[Extracted records]
+ + +

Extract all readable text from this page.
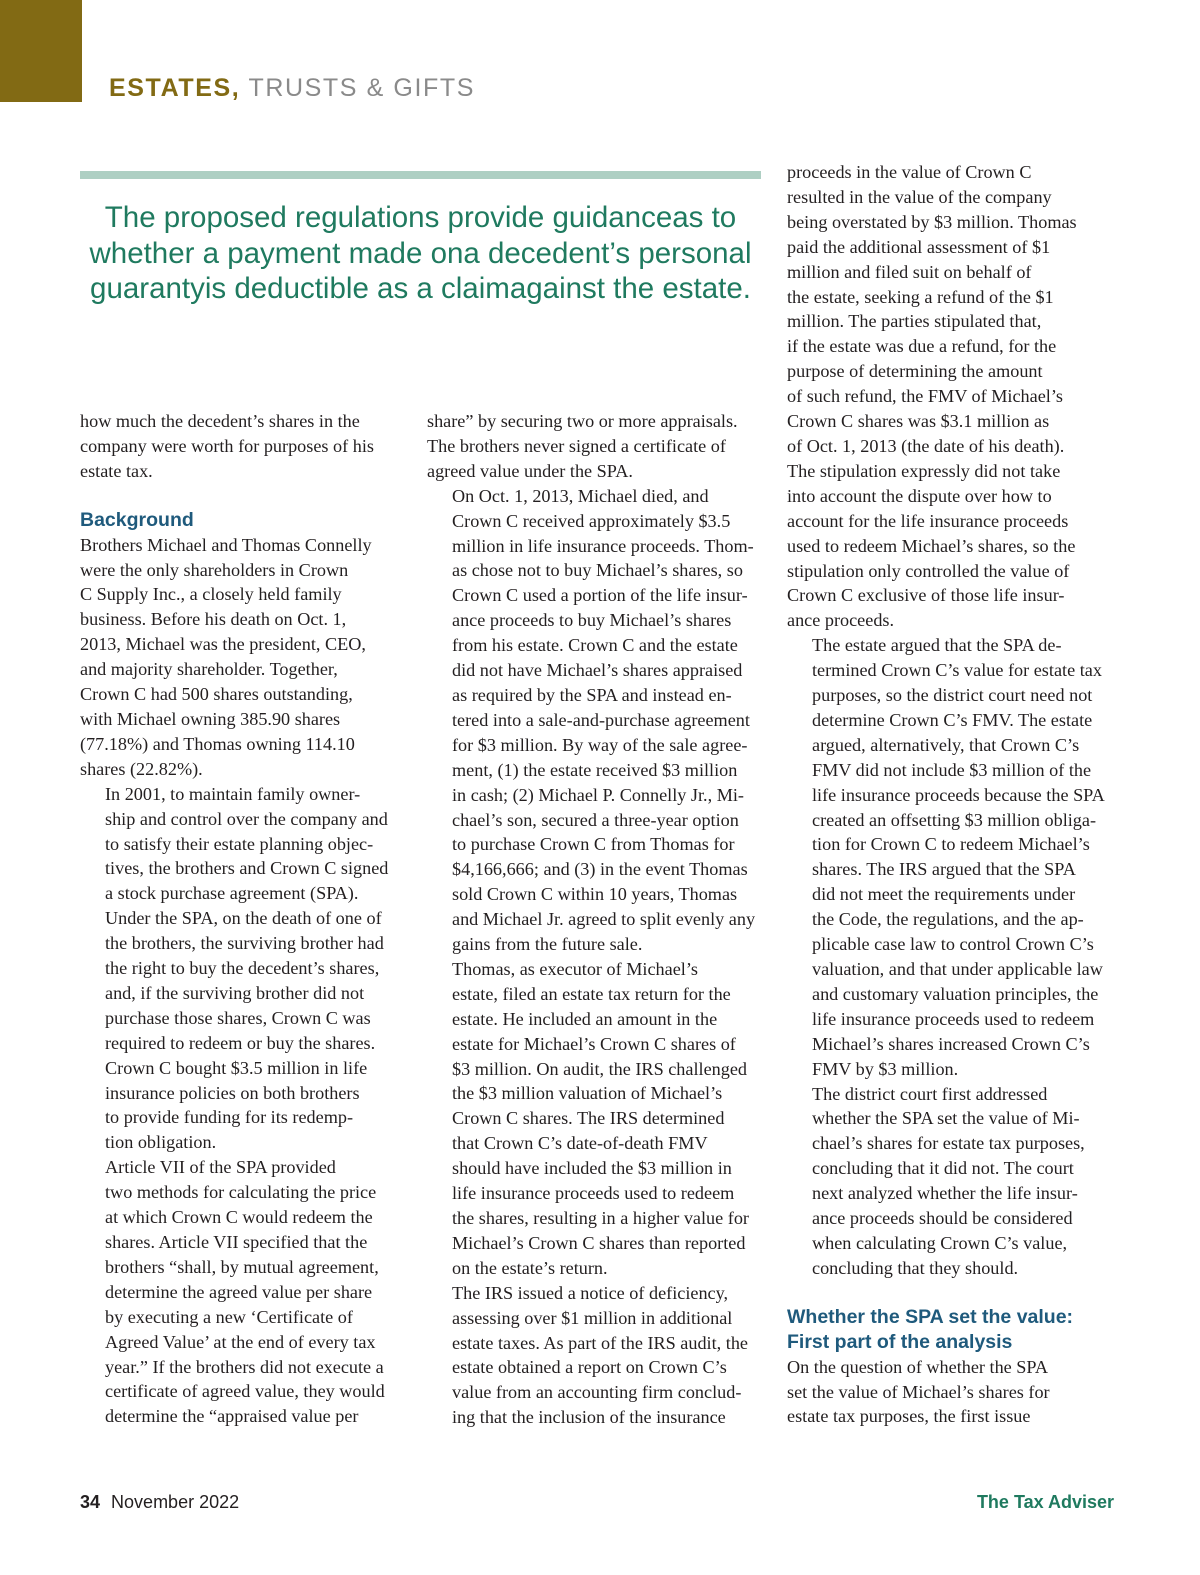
ESTATES, TRUSTS & GIFTS
The proposed regulations provide guidanceas to whether a payment made ona decedent’s personal guarantyis deductible as a claimagainst the estate.

how much the decedent’s shares in the
company were worth for purposes of his
estate tax.

Background

Brothers Michael and Thomas Connelly
were the only shareholders in Crown
C Supply Inc., a closely held family
business. Before his death on Oct. 1,
2013, Michael was the president, CEO,
and majority shareholder. Together,
Crown C had 500 shares outstanding,
with Michael owning 385.90 shares
(77.18%) and Thomas owning 114.10
shares (22.82%).

In 2001, to maintain family owner-
ship and control over the company and
to satisfy their estate planning objec-
tives, the brothers and Crown C signed
a stock purchase agreement (SPA).
Under the SPA, on the death of one of
the brothers, the surviving brother had
the right to buy the decedent’s shares,
and, if the surviving brother did not
purchase those shares, Crown C was
required to redeem or buy the shares.
Crown C bought $3.5 million in life
insurance policies on both brothers
to provide funding for its redemp-
tion obligation.

Article VII of the SPA provided
two methods for calculating the price
at which Crown C would redeem the
shares. Article VII specified that the
brothers “shall, by mutual agreement,
determine the agreed value per share
by executing a new ‘Certificate of
Agreed Value’ at the end of every tax
year.” If the brothers did not execute a
certificate of agreed value, they would
determine the “appraised value per

share” by securing two or more appraisals.
The brothers never signed a certificate of
agreed value under the SPA.

On Oct. 1, 2013, Michael died, and
Crown C received approximately $3.5
million in life insurance proceeds. Thom-
as chose not to buy Michael’s shares, so
Crown C used a portion of the life insur-
ance proceeds to buy Michael’s shares
from his estate. Crown C and the estate
did not have Michael’s shares appraised
as required by the SPA and instead en-
tered into a sale-and-purchase agreement
for $3 million. By way of the sale agree-
ment, (1) the estate received $3 million
in cash; (2) Michael P. Connelly Jr., Mi-
chael’s son, secured a three-year option
to purchase Crown C from Thomas for
$4,166,666; and (3) in the event Thomas
sold Crown C within 10 years, Thomas
and Michael Jr. agreed to split evenly any
gains from the future sale.

Thomas, as executor of Michael’s
estate, filed an estate tax return for the
estate. He included an amount in the
estate for Michael’s Crown C shares of
$3 million. On audit, the IRS challenged
the $3 million valuation of Michael’s
Crown C shares. The IRS determined
that Crown C’s date-of-death FMV
should have included the $3 million in
life insurance proceeds used to redeem
the shares, resulting in a higher value for
Michael’s Crown C shares than reported
on the estate’s return.

The IRS issued a notice of deficiency,
assessing over $1 million in additional
estate taxes. As part of the IRS audit, the
estate obtained a report on Crown C’s
value from an accounting firm conclud-
ing that the inclusion of the insurance

proceeds in the value of Crown C
resulted in the value of the company
being overstated by $3 million. Thomas
paid the additional assessment of $1
million and filed suit on behalf of
the estate, seeking a refund of the $1
million. The parties stipulated that,
if the estate was due a refund, for the
purpose of determining the amount
of such refund, the FMV of Michael’s
Crown C shares was $3.1 million as
of Oct. 1, 2013 (the date of his death).
The stipulation expressly did not take
into account the dispute over how to
account for the life insurance proceeds
used to redeem Michael’s shares, so the
stipulation only controlled the value of
Crown C exclusive of those life insur-
ance proceeds.

The estate argued that the SPA de-
termined Crown C’s value for estate tax
purposes, so the district court need not
determine Crown C’s FMV. The estate
argued, alternatively, that Crown C’s
FMV did not include $3 million of the
life insurance proceeds because the SPA
created an offsetting $3 million obliga-
tion for Crown C to redeem Michael’s
shares. The IRS argued that the SPA
did not meet the requirements under
the Code, the regulations, and the ap-
plicable case law to control Crown C’s
valuation, and that under applicable law
and customary valuation principles, the
life insurance proceeds used to redeem
Michael’s shares increased Crown C’s
FMV by $3 million.

The district court first addressed
whether the SPA set the value of Mi-
chael’s shares for estate tax purposes,
concluding that it did not. The court
next analyzed whether the life insur-
ance proceeds should be considered
when calculating Crown C’s value,
concluding that they should.

Whether the SPA set the value:
First part of the analysis

On the question of whether the SPA
set the value of Michael’s shares for
estate tax purposes, the first issue

34 November 2022	The Tax Adviser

+ + +

• WHAT YOU SHOULD DO: Locate the lines above that hold the word "life". Show every one of them.

• TASK RESPONSE:
Crown C bought $3.5 million in life
million in life insurance proceeds. Thom-
Crown C used a portion of the life insur-
life insurance proceeds used to redeem
account for the life insurance proceeds
Crown C exclusive of those life insur-
life insurance proceeds because the SPA
life insurance proceeds used to redeem
next analyzed whether the life insur-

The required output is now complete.